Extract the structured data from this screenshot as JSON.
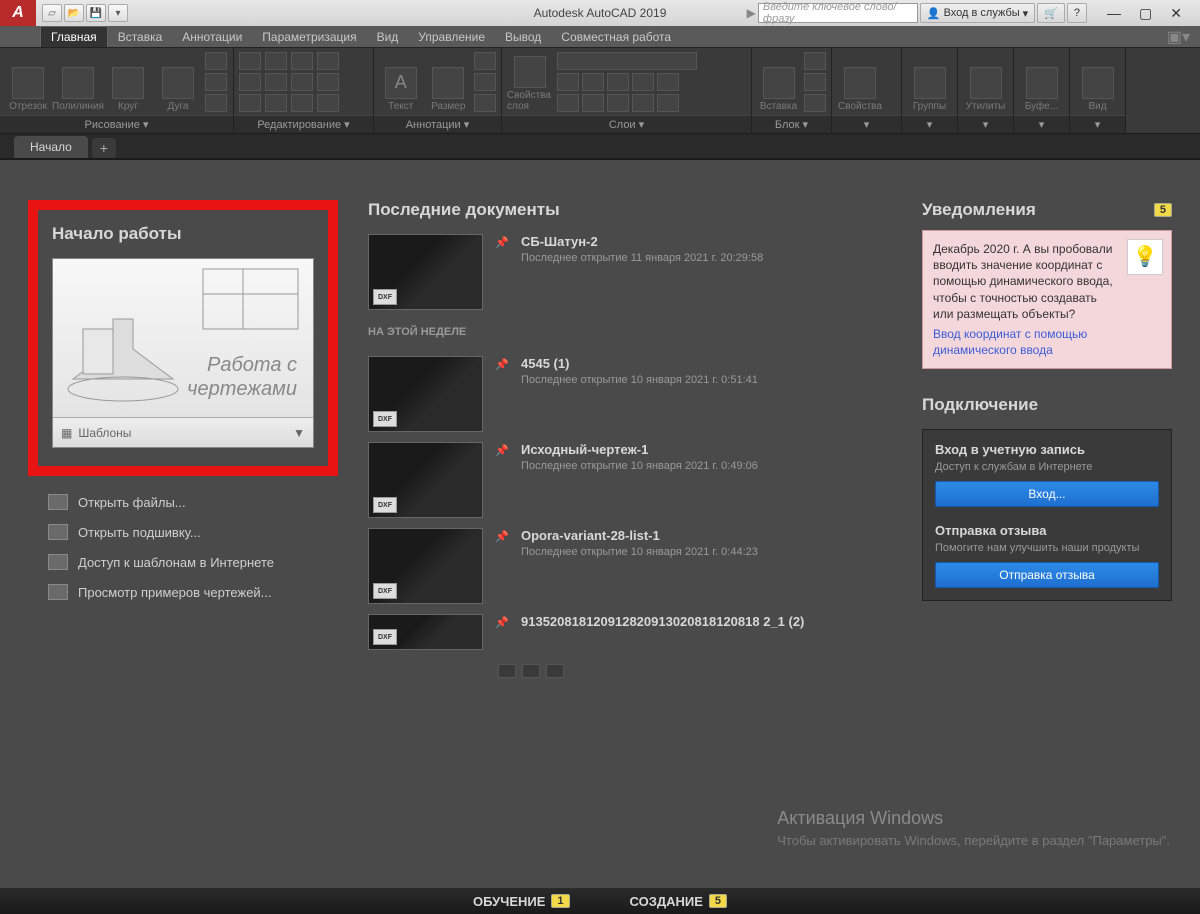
{
  "titlebar": {
    "title": "Autodesk AutoCAD 2019",
    "search_placeholder": "Введите ключевое слово/фразу",
    "login": "Вход в службы"
  },
  "menu": {
    "items": [
      "Главная",
      "Вставка",
      "Аннотации",
      "Параметризация",
      "Вид",
      "Управление",
      "Вывод",
      "Совместная работа"
    ],
    "active": 0
  },
  "ribbon": {
    "panels": [
      {
        "label": "Рисование ▾",
        "big": [
          "Отрезок",
          "Полилиния",
          "Круг",
          "Дуга"
        ]
      },
      {
        "label": "Редактирование ▾"
      },
      {
        "label": "Аннотации ▾",
        "big": [
          "Текст",
          "Размер"
        ]
      },
      {
        "label": "Слои ▾",
        "big": [
          "Свойства слоя"
        ]
      },
      {
        "label": "Блок ▾",
        "big": [
          "Вставка"
        ]
      },
      {
        "label": "",
        "big": [
          "Свойства"
        ]
      },
      {
        "label": "",
        "big": [
          "Группы"
        ]
      },
      {
        "label": "",
        "big": [
          "Утилиты"
        ]
      },
      {
        "label": "",
        "big": [
          "Буфе..."
        ]
      },
      {
        "label": "",
        "big": [
          "Вид"
        ]
      }
    ]
  },
  "tab": {
    "start": "Начало"
  },
  "left": {
    "heading": "Начало работы",
    "card_line1": "Работа с",
    "card_line2": "чертежами",
    "templates": "Шаблоны",
    "links": [
      "Открыть файлы...",
      "Открыть подшивку...",
      "Доступ к шаблонам в Интернете",
      "Просмотр примеров чертежей..."
    ]
  },
  "recent": {
    "heading": "Последние документы",
    "week": "НА ЭТОЙ НЕДЕЛЕ",
    "items": [
      {
        "title": "СБ-Шатун-2",
        "sub": "Последнее открытие 11 января 2021 г. 20:29:58"
      },
      {
        "title": "4545 (1)",
        "sub": "Последнее открытие 10 января 2021 г. 0:51:41"
      },
      {
        "title": "Исходный-чертеж-1",
        "sub": "Последнее открытие 10 января 2021 г. 0:49:06"
      },
      {
        "title": "Opora-variant-28-list-1",
        "sub": "Последнее открытие 10 января 2021 г. 0:44:23"
      },
      {
        "title": "913520818120912820913020818120818 2_1 (2)",
        "sub": ""
      }
    ]
  },
  "notif": {
    "heading": "Уведомления",
    "badge": "5",
    "text": "Декабрь 2020 г. А вы пробовали вводить значение координат с помощью динамического ввода, чтобы с точностью создавать или размещать объекты?",
    "link": "Ввод координат с помощью динамического ввода"
  },
  "conn": {
    "heading": "Подключение",
    "signin_h": "Вход в учетную запись",
    "signin_s": "Доступ к службам в Интернете",
    "signin_btn": "Вход...",
    "fb_h": "Отправка отзыва",
    "fb_s": "Помогите нам улучшить наши продукты",
    "fb_btn": "Отправка отзыва"
  },
  "bottom": {
    "learn": "ОБУЧЕНИЕ",
    "learn_n": "1",
    "create": "СОЗДАНИЕ",
    "create_n": "5"
  },
  "watermark": {
    "t": "Активация Windows",
    "s": "Чтобы активировать Windows, перейдите в раздел \"Параметры\"."
  }
}
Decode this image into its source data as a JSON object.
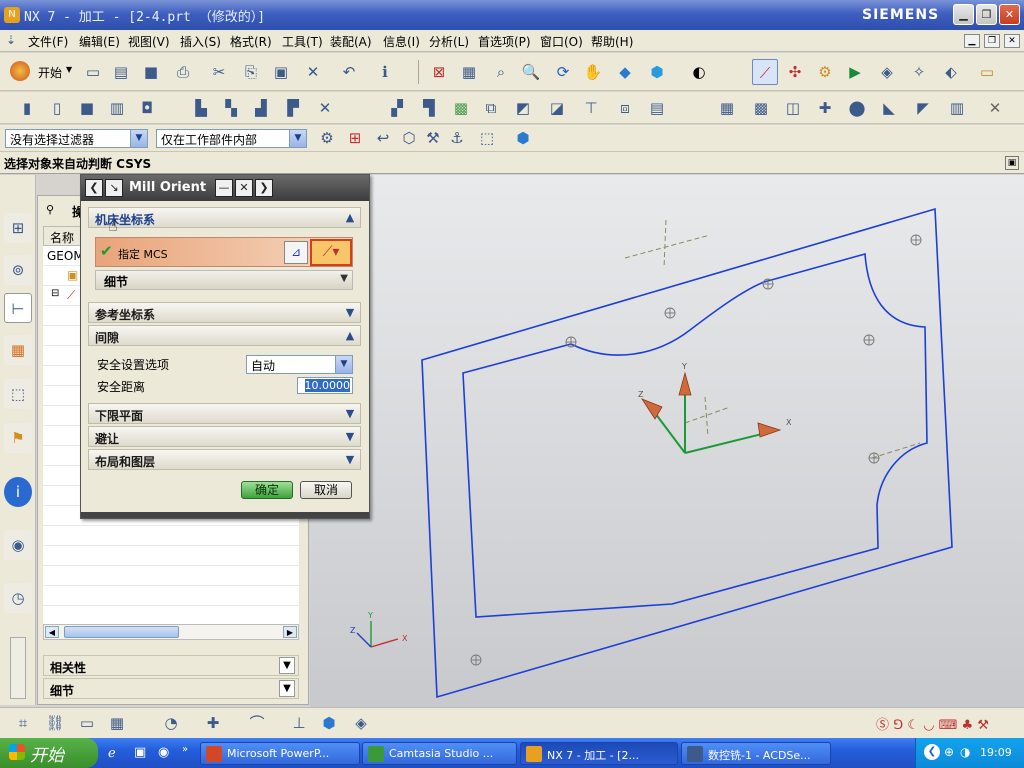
{
  "window": {
    "title": "NX 7 - 加工 - [2-4.prt （修改的）]",
    "brand": "SIEMENS"
  },
  "menubar": {
    "items": [
      "文件(F)",
      "编辑(E)",
      "视图(V)",
      "插入(S)",
      "格式(R)",
      "工具(T)",
      "装配(A)",
      "信息(I)",
      "分析(L)",
      "首选项(P)",
      "窗口(O)",
      "帮助(H)"
    ]
  },
  "toolbar": {
    "start_label": "开始"
  },
  "selection": {
    "filter": "没有选择过滤器",
    "scope": "仅在工作部件内部"
  },
  "cue": "选择对象来自动判断 CSYS",
  "navigator": {
    "title": "操",
    "column_header": "名称",
    "rows": [
      "GEOM"
    ],
    "sections": {
      "related": "相关性",
      "details": "细节"
    }
  },
  "dialog": {
    "title": "Mill Orient",
    "groups": {
      "machine_csys": "机床坐标系",
      "specify_mcs": "指定 MCS",
      "details": "细节",
      "ref_csys": "参考坐标系",
      "clearance": "间隙",
      "safe_option_label": "安全设置选项",
      "safe_option_value": "自动",
      "safe_distance_label": "安全距离",
      "safe_distance_value": "10.0000",
      "lower_plane": "下限平面",
      "avoidance": "避让",
      "layout_layer": "布局和图层"
    },
    "ok": "确定",
    "cancel": "取消"
  },
  "graphics": {
    "axis_labels": {
      "x": "X",
      "y": "Y",
      "z": "Z"
    }
  },
  "taskbar": {
    "start": "开始",
    "tasks": [
      {
        "label": "Microsoft PowerP...",
        "icon_color": "#d24726"
      },
      {
        "label": "Camtasia Studio ...",
        "icon_color": "#3a9a3a"
      },
      {
        "label": "NX 7 - 加工 - [2...",
        "icon_color": "#e8a020"
      },
      {
        "label": "数控铣-1 - ACDSe...",
        "icon_color": "#3c5a8a"
      }
    ],
    "clock": "19:09"
  },
  "colors": {
    "model_edge": "#1c3fd8",
    "wcs_x": "#1b9a3a",
    "titlebar": "#2f4fae"
  }
}
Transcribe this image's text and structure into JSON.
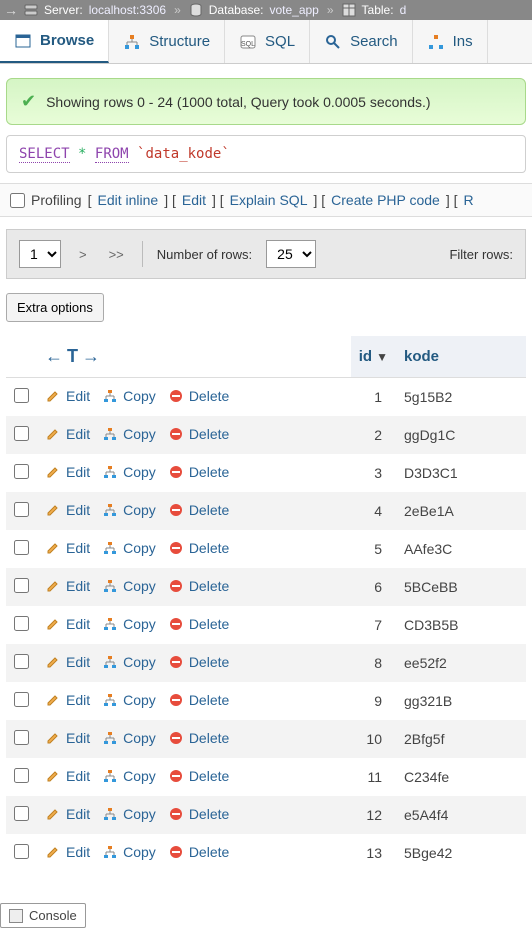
{
  "crumb": {
    "server_label": "Server:",
    "server_value": "localhost:3306",
    "db_label": "Database:",
    "db_value": "vote_app",
    "table_label": "Table:",
    "table_value": "d"
  },
  "tabs": {
    "browse": "Browse",
    "structure": "Structure",
    "sql": "SQL",
    "search": "Search",
    "insert": "Ins"
  },
  "success_msg": "Showing rows 0 - 24 (1000 total, Query took 0.0005 seconds.)",
  "sql": {
    "select": "SELECT",
    "star": "*",
    "from": "FROM",
    "table": "`data_kode`"
  },
  "prof": {
    "profiling": "Profiling",
    "edit_inline": "Edit inline",
    "edit": "Edit",
    "explain": "Explain SQL",
    "php": "Create PHP code",
    "r": "R"
  },
  "nav": {
    "page": "1",
    "next": ">",
    "last": ">>",
    "rows_label": "Number of rows:",
    "rows": "25",
    "filter": "Filter rows:"
  },
  "extra_btn": "Extra options",
  "table": {
    "col_id": "id",
    "col_kode": "kode",
    "edit": "Edit",
    "copy": "Copy",
    "delete": "Delete",
    "rows": [
      {
        "id": "1",
        "kode": "5g15B2"
      },
      {
        "id": "2",
        "kode": "ggDg1C"
      },
      {
        "id": "3",
        "kode": "D3D3C1"
      },
      {
        "id": "4",
        "kode": "2eBe1A"
      },
      {
        "id": "5",
        "kode": "AAfe3C"
      },
      {
        "id": "6",
        "kode": "5BCeBB"
      },
      {
        "id": "7",
        "kode": "CD3B5B"
      },
      {
        "id": "8",
        "kode": "ee52f2"
      },
      {
        "id": "9",
        "kode": "gg321B"
      },
      {
        "id": "10",
        "kode": "2Bfg5f"
      },
      {
        "id": "11",
        "kode": "C234fe"
      },
      {
        "id": "12",
        "kode": "e5A4f4"
      },
      {
        "id": "13",
        "kode": "5Bge42"
      }
    ]
  },
  "console": "Console"
}
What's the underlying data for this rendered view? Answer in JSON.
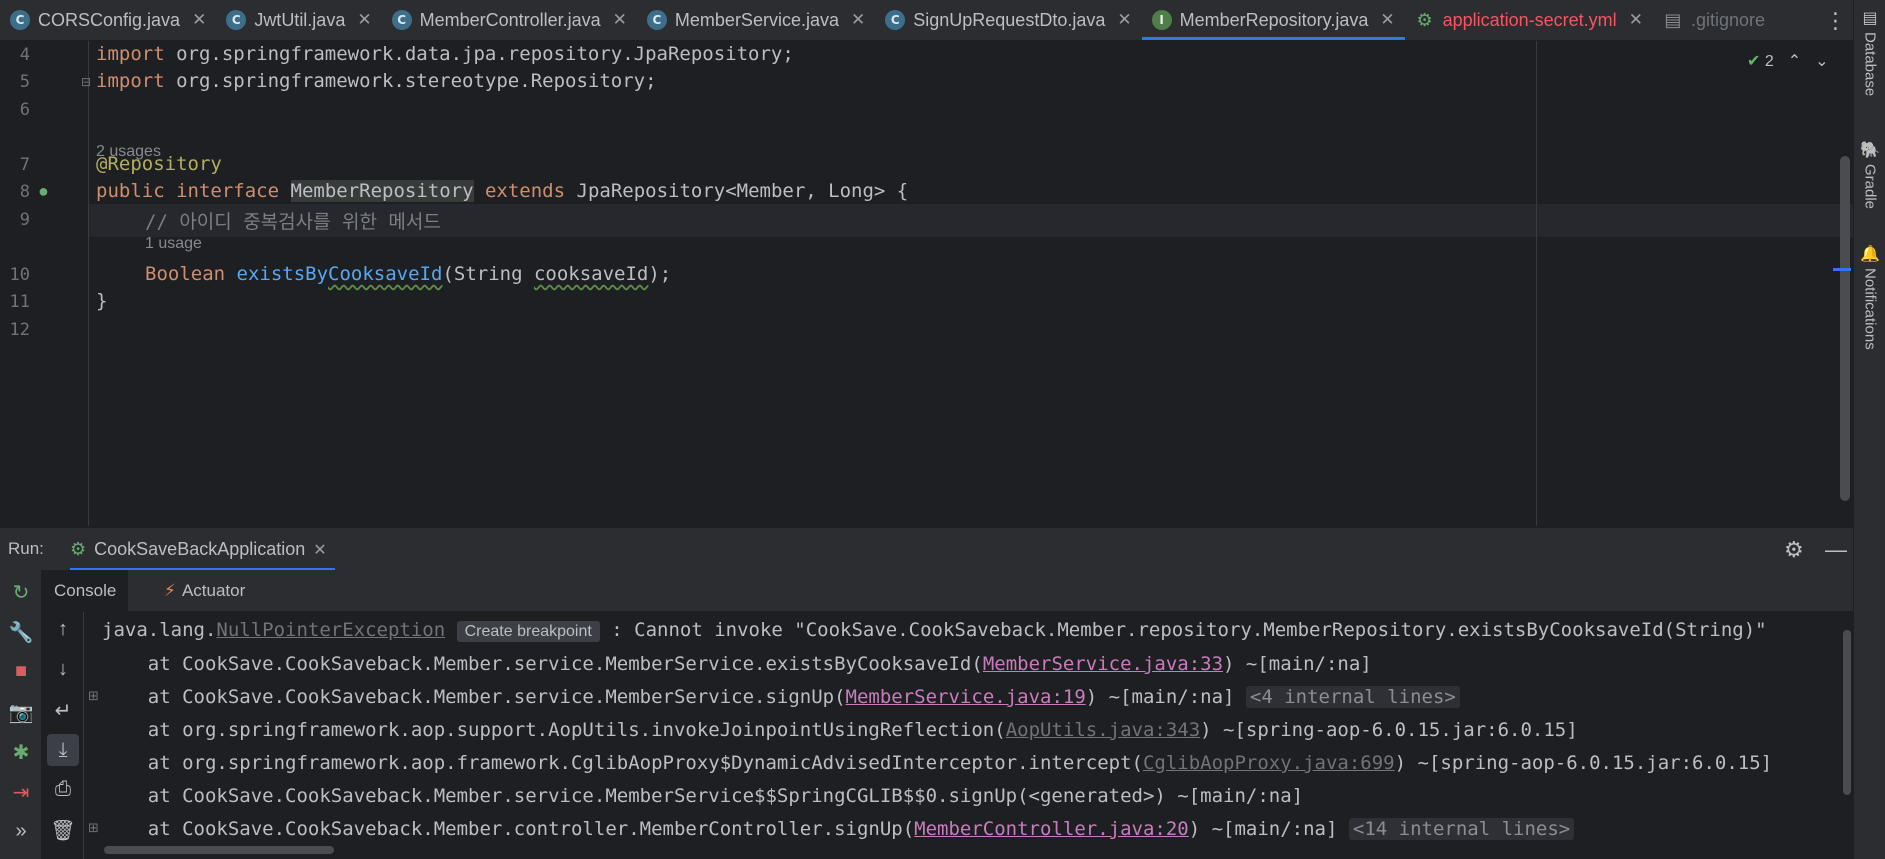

-.-.-

§ Problem to solve
Copy each line from the records above that includes the string "координат".

§ Completed task
    "text": "Декабрь 2020 г. А вы пробовали вводить значение координат с помощью динамического ввода, чтобы с точностью создавать или размещать объекты?",
    "link": "Ввод координат с помощью динамического ввода"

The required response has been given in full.